____ Listed records

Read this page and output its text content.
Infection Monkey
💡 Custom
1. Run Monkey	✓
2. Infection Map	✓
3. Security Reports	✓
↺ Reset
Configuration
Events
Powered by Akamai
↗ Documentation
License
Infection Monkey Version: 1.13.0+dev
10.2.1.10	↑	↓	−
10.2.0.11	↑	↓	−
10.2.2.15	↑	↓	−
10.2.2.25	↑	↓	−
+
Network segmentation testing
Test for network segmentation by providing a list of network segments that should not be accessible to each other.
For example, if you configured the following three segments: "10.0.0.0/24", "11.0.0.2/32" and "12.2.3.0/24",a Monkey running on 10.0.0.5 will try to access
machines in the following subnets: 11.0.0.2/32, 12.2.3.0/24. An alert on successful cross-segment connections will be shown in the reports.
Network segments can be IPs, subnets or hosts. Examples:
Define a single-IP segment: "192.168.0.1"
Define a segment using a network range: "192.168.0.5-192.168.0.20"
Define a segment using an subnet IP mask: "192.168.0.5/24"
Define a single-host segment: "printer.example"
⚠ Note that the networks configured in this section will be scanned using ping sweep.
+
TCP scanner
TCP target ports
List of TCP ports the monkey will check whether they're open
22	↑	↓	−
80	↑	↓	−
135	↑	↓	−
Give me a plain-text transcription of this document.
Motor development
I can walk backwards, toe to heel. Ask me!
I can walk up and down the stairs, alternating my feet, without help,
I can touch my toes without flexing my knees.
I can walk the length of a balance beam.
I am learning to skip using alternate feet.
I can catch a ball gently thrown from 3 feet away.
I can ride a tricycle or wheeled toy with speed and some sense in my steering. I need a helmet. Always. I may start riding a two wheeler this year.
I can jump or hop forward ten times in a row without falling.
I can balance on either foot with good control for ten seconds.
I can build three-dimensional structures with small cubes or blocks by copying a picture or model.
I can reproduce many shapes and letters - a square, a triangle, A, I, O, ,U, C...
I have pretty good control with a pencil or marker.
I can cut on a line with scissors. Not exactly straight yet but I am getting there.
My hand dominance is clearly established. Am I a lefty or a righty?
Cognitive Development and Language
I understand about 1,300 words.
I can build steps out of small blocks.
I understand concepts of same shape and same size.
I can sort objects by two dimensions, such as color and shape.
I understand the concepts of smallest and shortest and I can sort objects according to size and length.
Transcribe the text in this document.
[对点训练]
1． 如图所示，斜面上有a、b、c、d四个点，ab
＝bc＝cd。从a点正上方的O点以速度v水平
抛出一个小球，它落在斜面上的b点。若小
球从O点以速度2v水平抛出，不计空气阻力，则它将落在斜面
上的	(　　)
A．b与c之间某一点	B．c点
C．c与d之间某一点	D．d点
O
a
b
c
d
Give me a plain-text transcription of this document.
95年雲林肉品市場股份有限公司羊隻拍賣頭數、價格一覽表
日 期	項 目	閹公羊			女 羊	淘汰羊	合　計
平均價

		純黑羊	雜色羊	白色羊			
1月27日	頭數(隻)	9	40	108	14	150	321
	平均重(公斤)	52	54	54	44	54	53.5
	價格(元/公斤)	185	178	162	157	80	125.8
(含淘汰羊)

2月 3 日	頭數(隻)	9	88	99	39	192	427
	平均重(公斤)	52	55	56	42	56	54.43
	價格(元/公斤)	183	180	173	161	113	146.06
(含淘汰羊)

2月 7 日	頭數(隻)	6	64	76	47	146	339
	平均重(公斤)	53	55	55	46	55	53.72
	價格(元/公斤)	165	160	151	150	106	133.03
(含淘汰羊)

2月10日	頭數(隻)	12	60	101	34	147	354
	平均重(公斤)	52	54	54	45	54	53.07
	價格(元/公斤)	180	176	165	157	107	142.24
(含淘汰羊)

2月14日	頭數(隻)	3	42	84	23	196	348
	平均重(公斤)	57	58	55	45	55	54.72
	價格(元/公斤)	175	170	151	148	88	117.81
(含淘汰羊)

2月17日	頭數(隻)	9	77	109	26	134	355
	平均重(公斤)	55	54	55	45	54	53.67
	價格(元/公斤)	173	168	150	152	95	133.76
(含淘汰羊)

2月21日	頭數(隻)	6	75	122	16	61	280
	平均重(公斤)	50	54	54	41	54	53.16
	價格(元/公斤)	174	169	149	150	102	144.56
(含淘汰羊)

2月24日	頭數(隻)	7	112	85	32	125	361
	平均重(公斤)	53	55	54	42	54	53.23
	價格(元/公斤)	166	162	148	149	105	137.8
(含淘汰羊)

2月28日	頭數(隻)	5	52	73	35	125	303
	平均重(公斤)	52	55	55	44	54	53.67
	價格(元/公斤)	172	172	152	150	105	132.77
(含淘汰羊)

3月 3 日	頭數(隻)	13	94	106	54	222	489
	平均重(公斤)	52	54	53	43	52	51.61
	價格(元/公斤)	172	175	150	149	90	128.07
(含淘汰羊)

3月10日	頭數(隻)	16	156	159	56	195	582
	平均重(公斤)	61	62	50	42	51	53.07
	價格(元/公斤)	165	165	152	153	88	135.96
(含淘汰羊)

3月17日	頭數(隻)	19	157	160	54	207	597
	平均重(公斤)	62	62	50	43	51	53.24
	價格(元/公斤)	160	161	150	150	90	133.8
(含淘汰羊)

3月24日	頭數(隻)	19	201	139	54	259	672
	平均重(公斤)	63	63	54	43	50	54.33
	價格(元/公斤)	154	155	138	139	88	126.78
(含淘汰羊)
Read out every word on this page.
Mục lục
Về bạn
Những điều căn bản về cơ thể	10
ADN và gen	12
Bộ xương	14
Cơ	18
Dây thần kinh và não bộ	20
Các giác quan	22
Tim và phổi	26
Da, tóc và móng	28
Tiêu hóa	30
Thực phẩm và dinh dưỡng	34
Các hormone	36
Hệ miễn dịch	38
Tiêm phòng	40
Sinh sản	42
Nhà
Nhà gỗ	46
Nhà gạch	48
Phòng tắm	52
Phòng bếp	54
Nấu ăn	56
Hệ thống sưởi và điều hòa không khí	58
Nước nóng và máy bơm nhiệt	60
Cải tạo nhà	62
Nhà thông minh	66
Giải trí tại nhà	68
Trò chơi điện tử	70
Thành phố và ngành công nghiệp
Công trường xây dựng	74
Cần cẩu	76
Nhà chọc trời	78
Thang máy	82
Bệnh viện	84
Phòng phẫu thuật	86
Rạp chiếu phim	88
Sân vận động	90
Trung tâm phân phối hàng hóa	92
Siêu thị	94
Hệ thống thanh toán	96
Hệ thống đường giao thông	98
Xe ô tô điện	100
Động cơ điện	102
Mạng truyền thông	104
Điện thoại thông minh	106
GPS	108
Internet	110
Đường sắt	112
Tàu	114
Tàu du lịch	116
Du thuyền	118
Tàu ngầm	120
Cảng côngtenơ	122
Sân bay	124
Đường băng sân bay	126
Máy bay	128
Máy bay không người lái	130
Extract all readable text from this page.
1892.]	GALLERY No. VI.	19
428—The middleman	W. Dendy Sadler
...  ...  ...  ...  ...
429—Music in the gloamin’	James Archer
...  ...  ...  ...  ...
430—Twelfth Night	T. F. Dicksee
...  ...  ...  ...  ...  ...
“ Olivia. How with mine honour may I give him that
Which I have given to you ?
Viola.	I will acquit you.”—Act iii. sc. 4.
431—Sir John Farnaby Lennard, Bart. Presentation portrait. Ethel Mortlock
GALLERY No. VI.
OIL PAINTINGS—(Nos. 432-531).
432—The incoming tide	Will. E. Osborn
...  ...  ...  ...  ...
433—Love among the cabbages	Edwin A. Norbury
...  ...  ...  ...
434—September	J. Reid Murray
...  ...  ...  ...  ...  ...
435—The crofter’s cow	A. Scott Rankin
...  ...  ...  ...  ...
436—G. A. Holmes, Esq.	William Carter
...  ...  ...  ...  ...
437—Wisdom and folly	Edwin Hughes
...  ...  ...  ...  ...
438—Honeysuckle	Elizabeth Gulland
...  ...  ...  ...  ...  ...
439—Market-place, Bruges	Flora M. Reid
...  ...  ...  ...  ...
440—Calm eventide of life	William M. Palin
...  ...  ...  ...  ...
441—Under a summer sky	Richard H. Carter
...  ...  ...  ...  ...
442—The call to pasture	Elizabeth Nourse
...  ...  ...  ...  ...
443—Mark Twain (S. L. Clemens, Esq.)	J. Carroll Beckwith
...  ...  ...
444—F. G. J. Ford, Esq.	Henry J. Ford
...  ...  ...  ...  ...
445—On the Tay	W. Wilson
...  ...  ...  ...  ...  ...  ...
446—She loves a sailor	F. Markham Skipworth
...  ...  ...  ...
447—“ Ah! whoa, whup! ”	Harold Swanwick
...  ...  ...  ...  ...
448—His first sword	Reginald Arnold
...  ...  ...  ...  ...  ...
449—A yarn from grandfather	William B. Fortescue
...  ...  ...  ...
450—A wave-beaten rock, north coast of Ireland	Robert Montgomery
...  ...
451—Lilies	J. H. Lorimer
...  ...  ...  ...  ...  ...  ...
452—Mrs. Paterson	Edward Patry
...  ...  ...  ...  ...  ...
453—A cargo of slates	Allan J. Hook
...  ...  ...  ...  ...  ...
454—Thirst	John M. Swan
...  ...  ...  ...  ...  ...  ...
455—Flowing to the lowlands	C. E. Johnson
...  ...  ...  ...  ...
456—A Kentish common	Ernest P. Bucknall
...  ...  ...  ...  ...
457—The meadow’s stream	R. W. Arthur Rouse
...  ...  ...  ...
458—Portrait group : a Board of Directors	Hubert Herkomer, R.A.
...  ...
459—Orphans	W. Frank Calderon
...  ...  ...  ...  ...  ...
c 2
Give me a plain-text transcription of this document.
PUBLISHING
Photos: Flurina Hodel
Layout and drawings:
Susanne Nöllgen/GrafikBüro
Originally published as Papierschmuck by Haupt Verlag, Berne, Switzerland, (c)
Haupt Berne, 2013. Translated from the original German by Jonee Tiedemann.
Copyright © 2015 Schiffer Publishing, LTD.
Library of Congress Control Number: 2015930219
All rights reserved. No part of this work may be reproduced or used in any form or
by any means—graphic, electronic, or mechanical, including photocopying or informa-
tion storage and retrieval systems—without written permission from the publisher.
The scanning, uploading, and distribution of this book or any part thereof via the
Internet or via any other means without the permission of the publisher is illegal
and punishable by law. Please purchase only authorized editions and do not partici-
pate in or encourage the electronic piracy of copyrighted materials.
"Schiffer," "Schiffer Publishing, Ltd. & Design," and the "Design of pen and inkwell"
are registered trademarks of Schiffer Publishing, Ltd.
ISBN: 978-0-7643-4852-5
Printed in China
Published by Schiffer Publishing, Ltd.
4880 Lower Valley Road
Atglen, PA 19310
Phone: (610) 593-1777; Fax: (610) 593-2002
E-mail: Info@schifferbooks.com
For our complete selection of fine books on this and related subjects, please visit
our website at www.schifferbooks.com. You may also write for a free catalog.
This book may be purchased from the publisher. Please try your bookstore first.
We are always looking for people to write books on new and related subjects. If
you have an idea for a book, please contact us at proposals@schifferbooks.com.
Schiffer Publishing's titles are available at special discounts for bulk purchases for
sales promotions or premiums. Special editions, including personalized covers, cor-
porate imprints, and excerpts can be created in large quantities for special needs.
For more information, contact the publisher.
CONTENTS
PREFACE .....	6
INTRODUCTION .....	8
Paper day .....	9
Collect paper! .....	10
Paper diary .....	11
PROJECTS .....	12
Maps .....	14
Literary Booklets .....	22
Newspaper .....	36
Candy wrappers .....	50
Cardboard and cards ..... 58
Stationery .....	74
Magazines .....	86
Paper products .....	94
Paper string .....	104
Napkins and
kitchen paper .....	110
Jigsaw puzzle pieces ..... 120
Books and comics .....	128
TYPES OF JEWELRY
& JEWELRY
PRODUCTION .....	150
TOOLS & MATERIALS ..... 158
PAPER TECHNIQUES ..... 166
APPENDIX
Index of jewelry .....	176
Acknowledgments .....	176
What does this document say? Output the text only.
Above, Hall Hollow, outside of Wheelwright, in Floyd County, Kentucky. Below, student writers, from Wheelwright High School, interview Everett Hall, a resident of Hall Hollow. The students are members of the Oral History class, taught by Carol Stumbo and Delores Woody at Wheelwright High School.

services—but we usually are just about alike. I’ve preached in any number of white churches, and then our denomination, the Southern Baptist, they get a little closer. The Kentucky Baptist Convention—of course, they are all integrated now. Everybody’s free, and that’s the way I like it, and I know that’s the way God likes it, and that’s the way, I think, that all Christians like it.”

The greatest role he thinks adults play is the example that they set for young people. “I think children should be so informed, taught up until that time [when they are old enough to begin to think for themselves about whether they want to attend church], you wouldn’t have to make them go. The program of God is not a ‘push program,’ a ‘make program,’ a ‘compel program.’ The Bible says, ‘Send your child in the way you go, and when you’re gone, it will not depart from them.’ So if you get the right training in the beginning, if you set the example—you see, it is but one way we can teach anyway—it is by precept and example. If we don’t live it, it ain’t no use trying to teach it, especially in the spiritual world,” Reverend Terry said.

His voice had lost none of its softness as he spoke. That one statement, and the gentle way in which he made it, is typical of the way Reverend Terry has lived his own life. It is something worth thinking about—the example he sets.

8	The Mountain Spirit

________

Show all lines from the data above in which the word "sort" appears.

=== Finished exercise ===
I can sort objects by two dimensions, such as color and shape.
I understand the concepts of smallest and shortest and I can sort objects according to size and length.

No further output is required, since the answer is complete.